Start of Records for this exercise

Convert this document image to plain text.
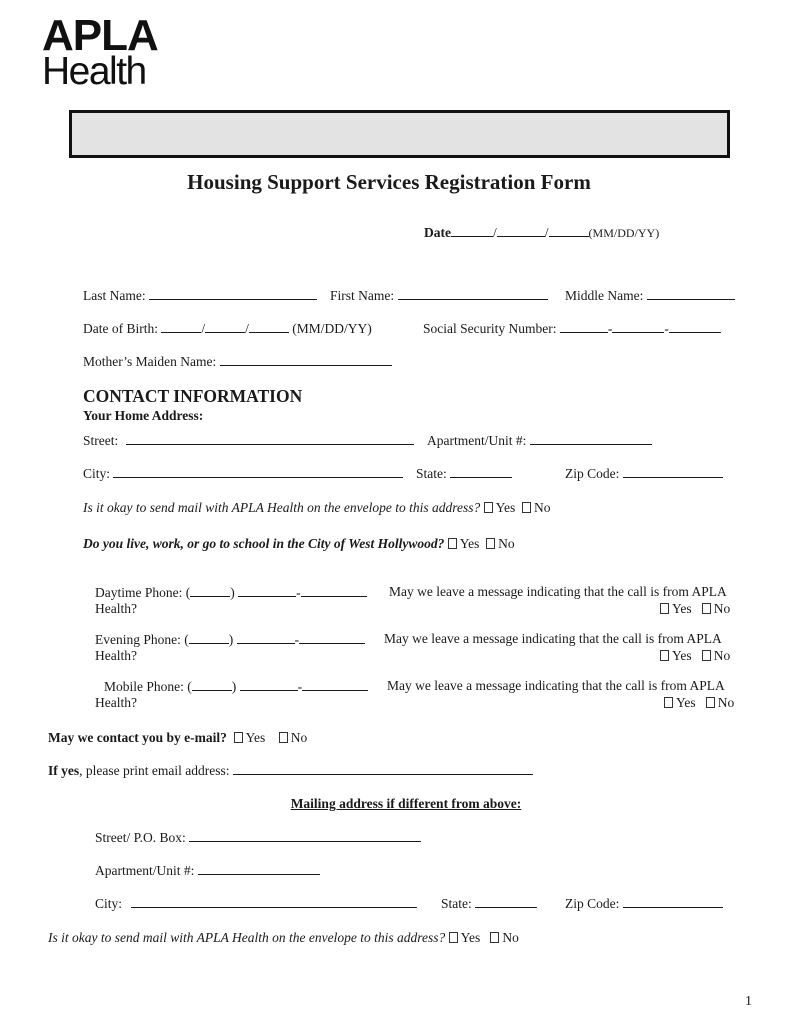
APLA
Health
Housing Support Services Registration Form
Date	/	/	(MM/DD/YY)
Last Name:	First Name:	Middle Name:
Date of Birth:	/	/	(MM/DD/YY)	Social Security Number:	-	-
Mother’s Maiden Name:
CONTACT INFORMATION
Your Home Address:
Street:	Apartment/Unit #:
City:	State:	Zip Code:
Is it okay to send mail with APLA Health on the envelope to this address? Yes No
Do you live, work, or go to school in the City of West Hollywood? Yes No
Daytime Phone: (	)	-	May we leave a message indicating that the call is from APLA
Health?	Yes No
Evening Phone: (	)	-	May we leave a message indicating that the call is from APLA
Health?	Yes No
Mobile Phone: (	)	-	May we leave a message indicating that the call is from APLA
Health?	Yes No
May we contact you by e-mail? Yes No
If yes, please print email address:
Mailing address if different from above:
Street/ P.O. Box:
Apartment/Unit #:
City:	State:	Zip Code:
Is it okay to send mail with APLA Health on the envelope to this address? Yes No
1
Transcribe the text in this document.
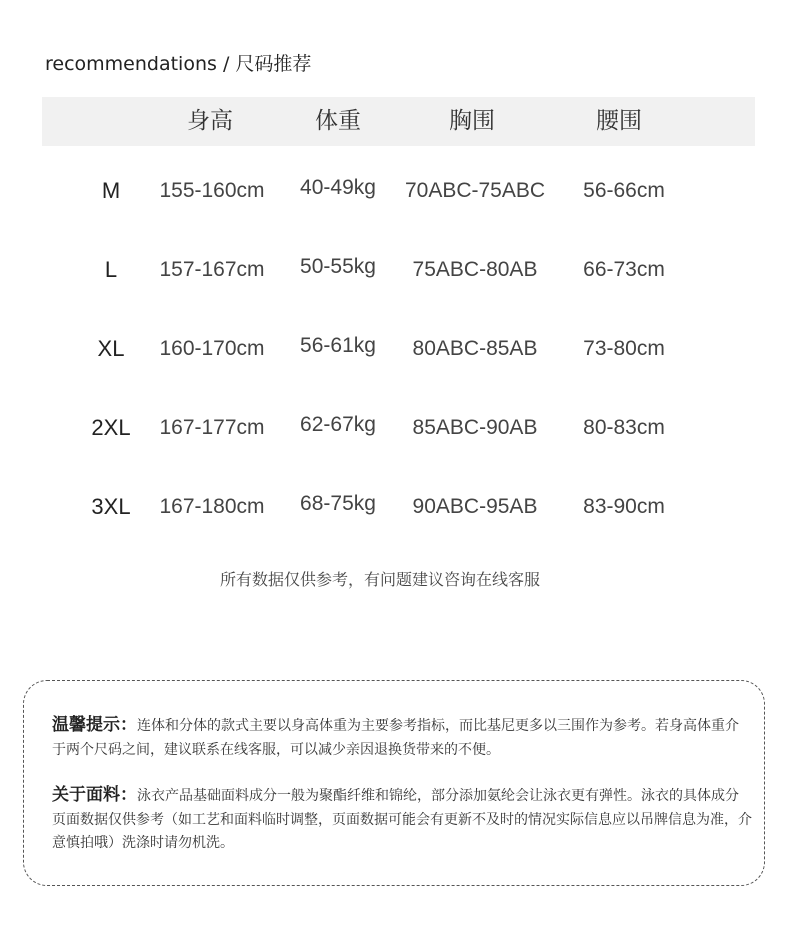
recommendations / 尺码推荐
身高	体重	胸围	腰围
M 155-160cm 40-49kg 70ABC-75ABC 56-66cm
L 157-167cm 50-55kg 75ABC-80AB 66-73cm
XL 160-170cm 56-61kg 80ABC-85AB 73-80cm
2XL 167-177cm 62-67kg 85ABC-90AB 80-83cm
3XL 167-180cm 68-75kg 90ABC-95AB 83-90cm
所有数据仅供参考，有问题建议咨询在线客服
温馨提示：连体和分体的款式主要以身高体重为主要参考指标，而比基尼更多以三围作为参考。若身高体重介于两个尺码之间，建议联系在线客服，可以减少亲因退换货带来的不便。
关于面料：泳衣产品基础面料成分一般为聚酯纤维和锦纶，部分添加氨纶会让泳衣更有弹性。泳衣的具体成分页面数据仅供参考（如工艺和面料临时调整，页面数据可能会有更新不及时的情况实际信息应以吊牌信息为准，介意慎拍哦）洗涤时请勿机洗。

End of Records for this exercise

Repeat the material above in full and unchanged, minus its images.

(Solution to this problem):
Convert this document image to plain text.
APLA
Health
Housing Support Services Registration Form
Date	/	/	(MM/DD/YY)
Last Name:	First Name:	Middle Name:
Date of Birth:	/	/	(MM/DD/YY)	Social Security Number:	-	-
Mother’s Maiden Name:
CONTACT INFORMATION
Your Home Address:
Street:	Apartment/Unit #:
City:	State:	Zip Code:
Is it okay to send mail with APLA Health on the envelope to this address? Yes No
Do you live, work, or go to school in the City of West Hollywood? Yes No
Daytime Phone: (	)	-	May we leave a message indicating that the call is from APLA
Health?	Yes No
Evening Phone: (	)	-	May we leave a message indicating that the call is from APLA
Health?	Yes No
Mobile Phone: (	)	-	May we leave a message indicating that the call is from APLA
Health?	Yes No
May we contact you by e-mail? Yes No
If yes, please print email address:
Mailing address if different from above:
Street/ P.O. Box:
Apartment/Unit #:
City:	State:	Zip Code:
Is it okay to send mail with APLA Health on the envelope to this address? Yes No
1
Transcribe the text in this document.
recommendations / 尺码推荐
身高	体重	胸围	腰围
M 155-160cm 40-49kg 70ABC-75ABC 56-66cm
L 157-167cm 50-55kg 75ABC-80AB 66-73cm
XL 160-170cm 56-61kg 80ABC-85AB 73-80cm
2XL 167-177cm 62-67kg 85ABC-90AB 80-83cm
3XL 167-180cm 68-75kg 90ABC-95AB 83-90cm
所有数据仅供参考，有问题建议咨询在线客服
温馨提示：连体和分体的款式主要以身高体重为主要参考指标，而比基尼更多以三围作为参考。若身高体重介于两个尺码之间，建议联系在线客服，可以减少亲因退换货带来的不便。
关于面料：泳衣产品基础面料成分一般为聚酯纤维和锦纶，部分添加氨纶会让泳衣更有弹性。泳衣的具体成分页面数据仅供参考（如工艺和面料临时调整，页面数据可能会有更新不及时的情况实际信息应以吊牌信息为准，介意慎拍哦）洗涤时请勿机洗。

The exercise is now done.